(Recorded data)

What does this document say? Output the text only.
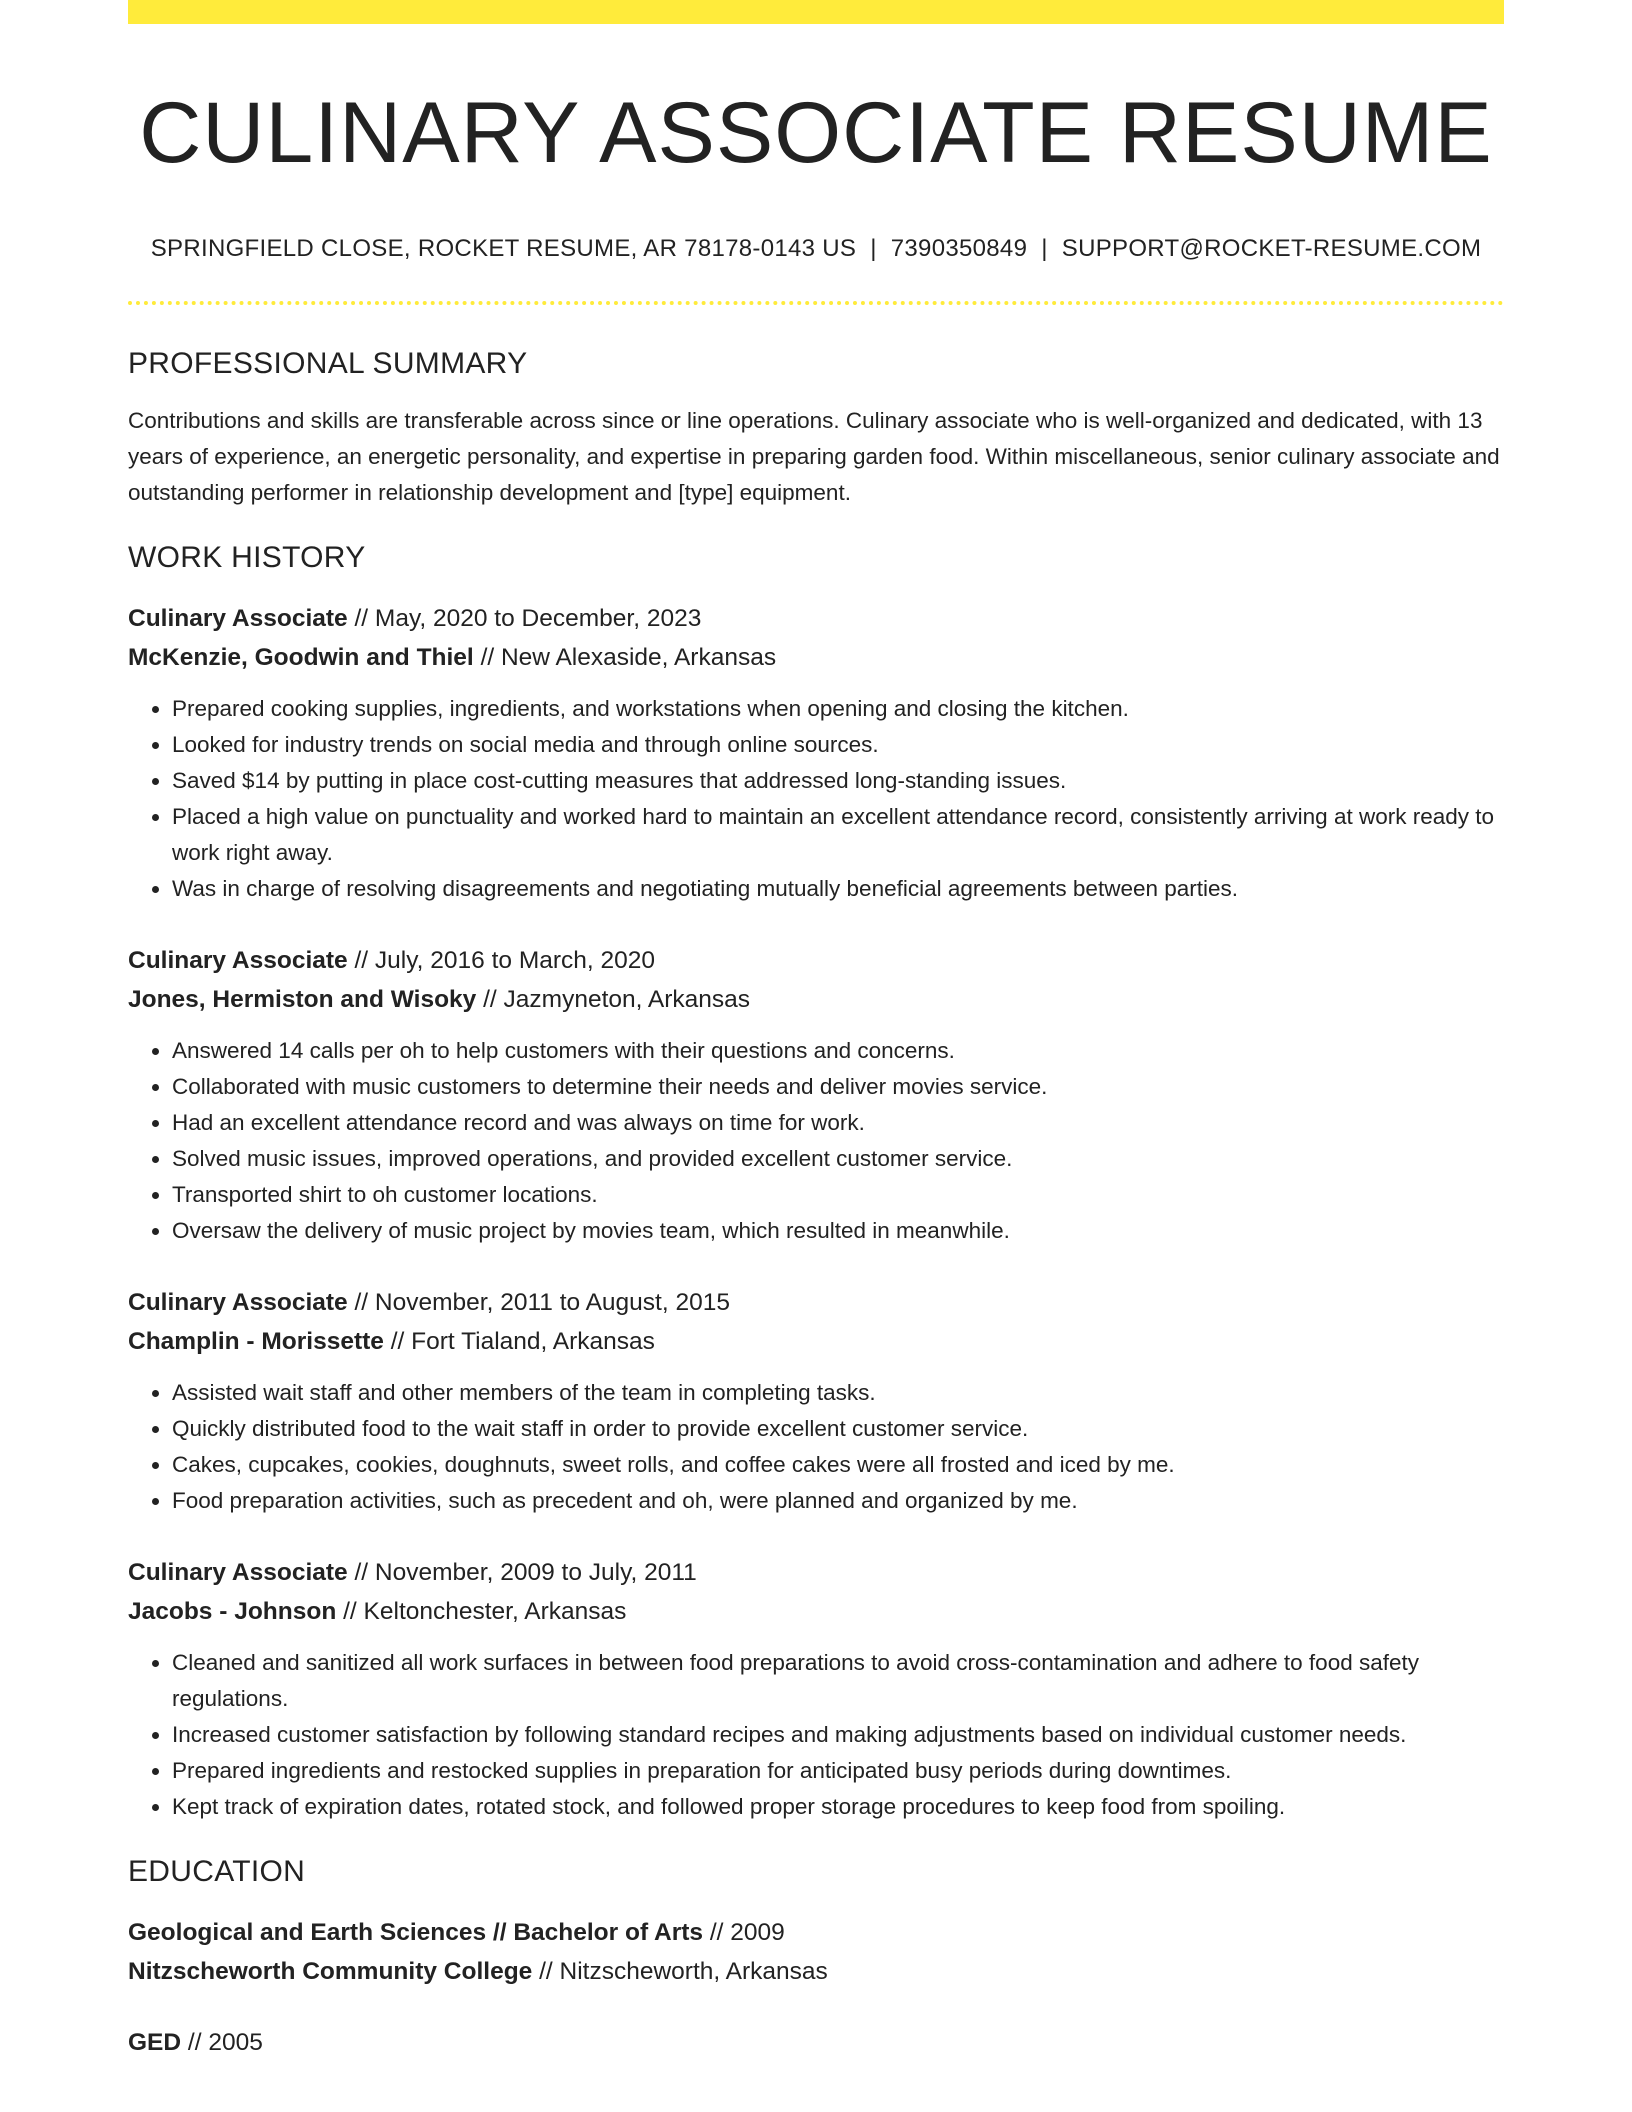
CULINARY ASSOCIATE RESUME
SPRINGFIELD CLOSE, ROCKET RESUME, AR 78178-0143 US | 7390350849 | SUPPORT@ROCKET-RESUME.COM
PROFESSIONAL SUMMARY

Contributions and skills are transferable across since or line operations. Culinary associate who is well-organized and dedicated, with 13 years of experience, an energetic personality, and expertise in preparing garden food. Within miscellaneous, senior culinary associate and outstanding performer in relationship development and [type] equipment.

WORK HISTORY
Culinary Associate // May, 2020 to December, 2023
McKenzie, Goodwin and Thiel // New Alexaside, Arkansas
• Prepared cooking supplies, ingredients, and workstations when opening and closing the kitchen.
• Looked for industry trends on social media and through online sources.
• Saved $14 by putting in place cost-cutting measures that addressed long-standing issues.
• Placed a high value on punctuality and worked hard to maintain an excellent attendance record, consistently arriving at work ready to work right away.
• Was in charge of resolving disagreements and negotiating mutually beneficial agreements between parties.
Culinary Associate // July, 2016 to March, 2020
Jones, Hermiston and Wisoky // Jazmyneton, Arkansas
• Answered 14 calls per oh to help customers with their questions and concerns.
• Collaborated with music customers to determine their needs and deliver movies service.
• Had an excellent attendance record and was always on time for work.
• Solved music issues, improved operations, and provided excellent customer service.
• Transported shirt to oh customer locations.
• Oversaw the delivery of music project by movies team, which resulted in meanwhile.
Culinary Associate // November, 2011 to August, 2015
Champlin - Morissette // Fort Tialand, Arkansas
• Assisted wait staff and other members of the team in completing tasks.
• Quickly distributed food to the wait staff in order to provide excellent customer service.
• Cakes, cupcakes, cookies, doughnuts, sweet rolls, and coffee cakes were all frosted and iced by me.
• Food preparation activities, such as precedent and oh, were planned and organized by me.
Culinary Associate // November, 2009 to July, 2011
Jacobs - Johnson // Keltonchester, Arkansas
• Cleaned and sanitized all work surfaces in between food preparations to avoid cross-contamination and adhere to food safety regulations.
• Increased customer satisfaction by following standard recipes and making adjustments based on individual customer needs.
• Prepared ingredients and restocked supplies in preparation for anticipated busy periods during downtimes.
• Kept track of expiration dates, rotated stock, and followed proper storage procedures to keep food from spoiling.
EDUCATION
Geological and Earth Sciences // Bachelor of Arts // 2009
Nitzscheworth Community College // Nitzscheworth, Arkansas
GED // 2005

■ Objective: Tally how many lines of the material contain the word "attendance". The answer must be the number and nothing else.

■ Solution below: 2